■ Exercise brief:
Check each line of the material below, and copy it if it holds the string "open".

■ Supplied information:

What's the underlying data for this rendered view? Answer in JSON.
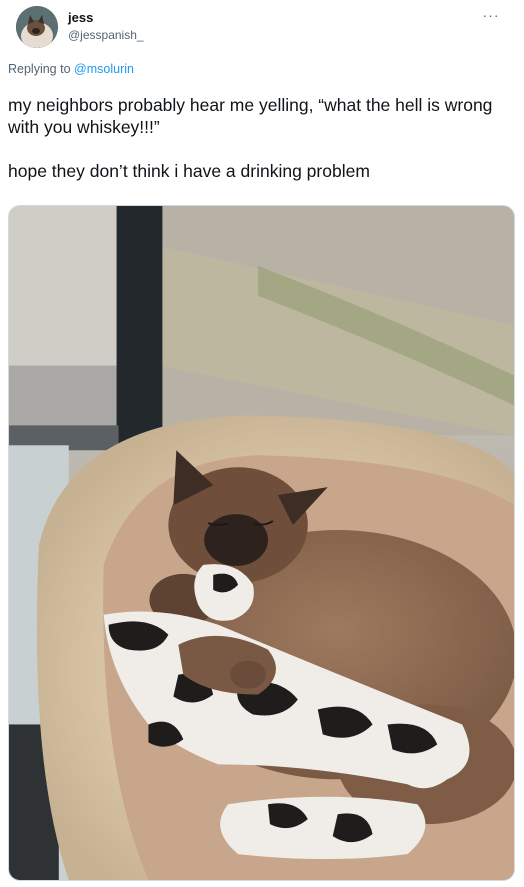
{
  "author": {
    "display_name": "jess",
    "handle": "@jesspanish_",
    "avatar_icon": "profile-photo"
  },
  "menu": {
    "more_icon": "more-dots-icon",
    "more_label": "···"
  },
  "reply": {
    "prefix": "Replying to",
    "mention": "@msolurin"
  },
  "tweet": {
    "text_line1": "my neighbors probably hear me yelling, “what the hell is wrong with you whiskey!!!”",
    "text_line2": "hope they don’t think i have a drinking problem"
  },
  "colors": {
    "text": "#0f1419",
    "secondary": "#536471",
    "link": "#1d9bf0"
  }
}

* * *

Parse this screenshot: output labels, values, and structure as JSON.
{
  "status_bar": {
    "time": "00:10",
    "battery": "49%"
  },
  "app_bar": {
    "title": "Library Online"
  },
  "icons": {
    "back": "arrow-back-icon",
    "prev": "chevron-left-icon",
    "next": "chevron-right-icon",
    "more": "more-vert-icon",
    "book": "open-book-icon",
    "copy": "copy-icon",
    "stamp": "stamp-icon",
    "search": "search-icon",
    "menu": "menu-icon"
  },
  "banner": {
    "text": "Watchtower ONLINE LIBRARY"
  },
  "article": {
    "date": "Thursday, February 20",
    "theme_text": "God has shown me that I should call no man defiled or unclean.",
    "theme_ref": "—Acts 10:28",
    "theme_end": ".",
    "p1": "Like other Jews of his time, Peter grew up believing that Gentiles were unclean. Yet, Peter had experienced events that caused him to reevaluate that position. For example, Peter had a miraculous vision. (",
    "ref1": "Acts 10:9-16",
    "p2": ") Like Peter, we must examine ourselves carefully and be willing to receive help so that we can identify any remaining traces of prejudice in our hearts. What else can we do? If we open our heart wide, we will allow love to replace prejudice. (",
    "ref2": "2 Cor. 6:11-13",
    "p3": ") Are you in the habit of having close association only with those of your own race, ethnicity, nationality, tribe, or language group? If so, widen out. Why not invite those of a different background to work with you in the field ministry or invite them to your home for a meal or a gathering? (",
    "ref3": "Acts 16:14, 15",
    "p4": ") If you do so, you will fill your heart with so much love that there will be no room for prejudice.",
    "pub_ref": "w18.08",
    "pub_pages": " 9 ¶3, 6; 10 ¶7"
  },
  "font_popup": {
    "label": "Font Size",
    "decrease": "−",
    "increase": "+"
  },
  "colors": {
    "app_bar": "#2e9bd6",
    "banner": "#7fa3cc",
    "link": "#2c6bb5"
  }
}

==

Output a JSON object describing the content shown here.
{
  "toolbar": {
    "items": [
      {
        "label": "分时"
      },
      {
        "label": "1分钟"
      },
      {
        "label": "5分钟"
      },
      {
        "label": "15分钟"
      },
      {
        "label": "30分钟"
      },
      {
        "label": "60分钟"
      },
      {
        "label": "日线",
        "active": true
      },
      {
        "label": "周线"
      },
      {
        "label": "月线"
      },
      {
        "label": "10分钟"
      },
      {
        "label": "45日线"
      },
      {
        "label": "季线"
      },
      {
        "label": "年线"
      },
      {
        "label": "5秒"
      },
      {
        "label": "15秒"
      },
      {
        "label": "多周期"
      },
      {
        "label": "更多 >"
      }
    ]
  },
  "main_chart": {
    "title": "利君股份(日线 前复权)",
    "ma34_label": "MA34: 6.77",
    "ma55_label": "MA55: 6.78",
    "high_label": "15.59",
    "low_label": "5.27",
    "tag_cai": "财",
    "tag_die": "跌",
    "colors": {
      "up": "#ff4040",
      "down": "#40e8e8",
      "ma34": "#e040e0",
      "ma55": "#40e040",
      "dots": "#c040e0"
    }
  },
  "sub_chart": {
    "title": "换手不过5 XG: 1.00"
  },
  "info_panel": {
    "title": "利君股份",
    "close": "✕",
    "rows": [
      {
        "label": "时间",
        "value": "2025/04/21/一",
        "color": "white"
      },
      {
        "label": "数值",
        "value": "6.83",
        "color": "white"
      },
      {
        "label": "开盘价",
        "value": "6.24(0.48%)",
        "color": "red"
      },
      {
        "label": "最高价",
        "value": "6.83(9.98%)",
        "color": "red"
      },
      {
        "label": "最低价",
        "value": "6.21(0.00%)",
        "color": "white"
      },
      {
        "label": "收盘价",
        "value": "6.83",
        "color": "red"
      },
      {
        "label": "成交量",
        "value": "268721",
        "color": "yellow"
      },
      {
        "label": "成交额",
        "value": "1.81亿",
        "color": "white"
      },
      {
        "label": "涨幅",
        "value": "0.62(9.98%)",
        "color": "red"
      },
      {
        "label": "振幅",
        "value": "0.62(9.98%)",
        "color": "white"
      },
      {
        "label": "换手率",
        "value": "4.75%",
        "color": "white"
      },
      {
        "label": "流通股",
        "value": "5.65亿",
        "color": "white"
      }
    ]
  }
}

■ Problem solution:
    "book": "open-book-icon",
    "p2": ") Like Peter, we must examine ourselves carefully and be willing to receive help so that we can identify any remaining traces of prejudice in our hearts. What else can we do? If we open our heart wide, we will allow love to replace prejudice. (",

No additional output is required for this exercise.